→ **Written exercise**
Print the whole listing exactly.

→ **Supplied records**
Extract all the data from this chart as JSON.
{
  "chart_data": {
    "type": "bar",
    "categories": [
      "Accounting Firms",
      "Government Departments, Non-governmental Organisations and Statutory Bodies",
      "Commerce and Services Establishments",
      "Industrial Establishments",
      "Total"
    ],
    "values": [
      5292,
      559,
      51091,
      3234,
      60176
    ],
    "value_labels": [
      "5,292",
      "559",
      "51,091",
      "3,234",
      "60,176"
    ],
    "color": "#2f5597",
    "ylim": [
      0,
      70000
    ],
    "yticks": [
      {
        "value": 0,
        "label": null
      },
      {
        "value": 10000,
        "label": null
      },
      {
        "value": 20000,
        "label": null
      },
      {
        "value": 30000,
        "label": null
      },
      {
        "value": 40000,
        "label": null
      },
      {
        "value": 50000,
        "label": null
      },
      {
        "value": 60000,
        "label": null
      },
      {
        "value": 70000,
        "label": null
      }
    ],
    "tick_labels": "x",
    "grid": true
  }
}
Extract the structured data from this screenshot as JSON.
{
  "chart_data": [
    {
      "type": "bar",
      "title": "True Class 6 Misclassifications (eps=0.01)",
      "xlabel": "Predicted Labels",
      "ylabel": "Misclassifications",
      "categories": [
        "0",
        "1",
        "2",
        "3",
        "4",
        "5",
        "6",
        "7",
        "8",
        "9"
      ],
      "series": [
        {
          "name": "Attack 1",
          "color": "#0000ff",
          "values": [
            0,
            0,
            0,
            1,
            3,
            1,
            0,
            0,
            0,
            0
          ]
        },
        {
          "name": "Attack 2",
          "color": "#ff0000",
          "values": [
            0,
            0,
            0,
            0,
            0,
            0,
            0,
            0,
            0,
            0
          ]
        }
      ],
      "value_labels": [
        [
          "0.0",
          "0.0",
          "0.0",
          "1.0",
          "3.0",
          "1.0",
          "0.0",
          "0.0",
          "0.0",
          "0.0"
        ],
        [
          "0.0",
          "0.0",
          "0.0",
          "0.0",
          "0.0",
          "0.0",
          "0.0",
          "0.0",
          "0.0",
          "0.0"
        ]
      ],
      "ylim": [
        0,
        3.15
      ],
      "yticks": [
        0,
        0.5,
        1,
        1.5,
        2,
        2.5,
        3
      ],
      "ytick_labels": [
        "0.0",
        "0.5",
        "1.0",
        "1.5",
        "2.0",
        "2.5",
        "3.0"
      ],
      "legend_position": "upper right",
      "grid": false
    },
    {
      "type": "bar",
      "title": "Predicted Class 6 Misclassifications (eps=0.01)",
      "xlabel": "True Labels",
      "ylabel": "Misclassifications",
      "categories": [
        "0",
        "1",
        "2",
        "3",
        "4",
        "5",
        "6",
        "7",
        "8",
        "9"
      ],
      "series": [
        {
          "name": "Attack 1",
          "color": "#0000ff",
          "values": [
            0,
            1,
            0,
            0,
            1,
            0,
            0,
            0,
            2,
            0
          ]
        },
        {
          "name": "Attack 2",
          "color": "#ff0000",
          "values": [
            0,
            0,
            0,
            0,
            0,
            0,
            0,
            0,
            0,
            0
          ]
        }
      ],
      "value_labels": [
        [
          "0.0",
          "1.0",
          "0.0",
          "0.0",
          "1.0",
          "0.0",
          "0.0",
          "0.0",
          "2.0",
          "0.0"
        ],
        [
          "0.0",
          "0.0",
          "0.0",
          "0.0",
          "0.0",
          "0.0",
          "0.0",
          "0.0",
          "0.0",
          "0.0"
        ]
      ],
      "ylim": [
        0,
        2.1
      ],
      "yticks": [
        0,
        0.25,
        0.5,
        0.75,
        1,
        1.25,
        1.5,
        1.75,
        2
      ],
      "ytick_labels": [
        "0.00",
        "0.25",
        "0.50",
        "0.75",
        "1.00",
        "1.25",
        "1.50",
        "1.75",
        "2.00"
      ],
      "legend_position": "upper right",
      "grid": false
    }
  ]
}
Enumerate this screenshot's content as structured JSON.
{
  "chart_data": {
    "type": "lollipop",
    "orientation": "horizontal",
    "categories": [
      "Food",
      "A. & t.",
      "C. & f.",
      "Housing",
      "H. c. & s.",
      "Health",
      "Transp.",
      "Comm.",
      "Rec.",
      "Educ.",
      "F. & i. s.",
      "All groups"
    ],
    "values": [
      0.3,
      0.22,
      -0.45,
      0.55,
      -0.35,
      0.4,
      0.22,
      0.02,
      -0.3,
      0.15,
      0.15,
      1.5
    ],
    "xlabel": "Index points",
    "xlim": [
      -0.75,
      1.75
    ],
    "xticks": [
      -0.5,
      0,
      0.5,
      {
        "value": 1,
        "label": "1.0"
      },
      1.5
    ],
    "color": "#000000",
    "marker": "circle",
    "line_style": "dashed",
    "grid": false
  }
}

→ **Exercise answer**
Extract all the data from this chart as JSON.
{
  "chart_data": {
    "type": "bar",
    "categories": [
      "Accounting Firms",
      "Government Departments, Non-governmental Organisations and Statutory Bodies",
      "Commerce and Services Establishments",
      "Industrial Establishments",
      "Total"
    ],
    "values": [
      5292,
      559,
      51091,
      3234,
      60176
    ],
    "value_labels": [
      "5,292",
      "559",
      "51,091",
      "3,234",
      "60,176"
    ],
    "color": "#2f5597",
    "ylim": [
      0,
      70000
    ],
    "yticks": [
      {
        "value": 0,
        "label": null
      },
      {
        "value": 10000,
        "label": null
      },
      {
        "value": 20000,
        "label": null
      },
      {
        "value": 30000,
        "label": null
      },
      {
        "value": 40000,
        "label": null
      },
      {
        "value": 50000,
        "label": null
      },
      {
        "value": 60000,
        "label": null
      },
      {
        "value": 70000,
        "label": null
      }
    ],
    "tick_labels": "x",
    "grid": true
  }
}
Extract the structured data from this screenshot as JSON.
{
  "chart_data": [
    {
      "type": "bar",
      "title": "True Class 6 Misclassifications (eps=0.01)",
      "xlabel": "Predicted Labels",
      "ylabel": "Misclassifications",
      "categories": [
        "0",
        "1",
        "2",
        "3",
        "4",
        "5",
        "6",
        "7",
        "8",
        "9"
      ],
      "series": [
        {
          "name": "Attack 1",
          "color": "#0000ff",
          "values": [
            0,
            0,
            0,
            1,
            3,
            1,
            0,
            0,
            0,
            0
          ]
        },
        {
          "name": "Attack 2",
          "color": "#ff0000",
          "values": [
            0,
            0,
            0,
            0,
            0,
            0,
            0,
            0,
            0,
            0
          ]
        }
      ],
      "value_labels": [
        [
          "0.0",
          "0.0",
          "0.0",
          "1.0",
          "3.0",
          "1.0",
          "0.0",
          "0.0",
          "0.0",
          "0.0"
        ],
        [
          "0.0",
          "0.0",
          "0.0",
          "0.0",
          "0.0",
          "0.0",
          "0.0",
          "0.0",
          "0.0",
          "0.0"
        ]
      ],
      "ylim": [
        0,
        3.15
      ],
      "yticks": [
        0,
        0.5,
        1,
        1.5,
        2,
        2.5,
        3
      ],
      "ytick_labels": [
        "0.0",
        "0.5",
        "1.0",
        "1.5",
        "2.0",
        "2.5",
        "3.0"
      ],
      "legend_position": "upper right",
      "grid": false
    },
    {
      "type": "bar",
      "title": "Predicted Class 6 Misclassifications (eps=0.01)",
      "xlabel": "True Labels",
      "ylabel": "Misclassifications",
      "categories": [
        "0",
        "1",
        "2",
        "3",
        "4",
        "5",
        "6",
        "7",
        "8",
        "9"
      ],
      "series": [
        {
          "name": "Attack 1",
          "color": "#0000ff",
          "values": [
            0,
            1,
            0,
            0,
            1,
            0,
            0,
            0,
            2,
            0
          ]
        },
        {
          "name": "Attack 2",
          "color": "#ff0000",
          "values": [
            0,
            0,
            0,
            0,
            0,
            0,
            0,
            0,
            0,
            0
          ]
        }
      ],
      "value_labels": [
        [
          "0.0",
          "1.0",
          "0.0",
          "0.0",
          "1.0",
          "0.0",
          "0.0",
          "0.0",
          "2.0",
          "0.0"
        ],
        [
          "0.0",
          "0.0",
          "0.0",
          "0.0",
          "0.0",
          "0.0",
          "0.0",
          "0.0",
          "0.0",
          "0.0"
        ]
      ],
      "ylim": [
        0,
        2.1
      ],
      "yticks": [
        0,
        0.25,
        0.5,
        0.75,
        1,
        1.25,
        1.5,
        1.75,
        2
      ],
      "ytick_labels": [
        "0.00",
        "0.25",
        "0.50",
        "0.75",
        "1.00",
        "1.25",
        "1.50",
        "1.75",
        "2.00"
      ],
      "legend_position": "upper right",
      "grid": false
    }
  ]
}
Enumerate this screenshot's content as structured JSON.
{
  "chart_data": {
    "type": "lollipop",
    "orientation": "horizontal",
    "categories": [
      "Food",
      "A. & t.",
      "C. & f.",
      "Housing",
      "H. c. & s.",
      "Health",
      "Transp.",
      "Comm.",
      "Rec.",
      "Educ.",
      "F. & i. s.",
      "All groups"
    ],
    "values": [
      0.3,
      0.22,
      -0.45,
      0.55,
      -0.35,
      0.4,
      0.22,
      0.02,
      -0.3,
      0.15,
      0.15,
      1.5
    ],
    "xlabel": "Index points",
    "xlim": [
      -0.75,
      1.75
    ],
    "xticks": [
      -0.5,
      0,
      0.5,
      {
        "value": 1,
        "label": "1.0"
      },
      1.5
    ],
    "color": "#000000",
    "marker": "circle",
    "line_style": "dashed",
    "grid": false
  }
}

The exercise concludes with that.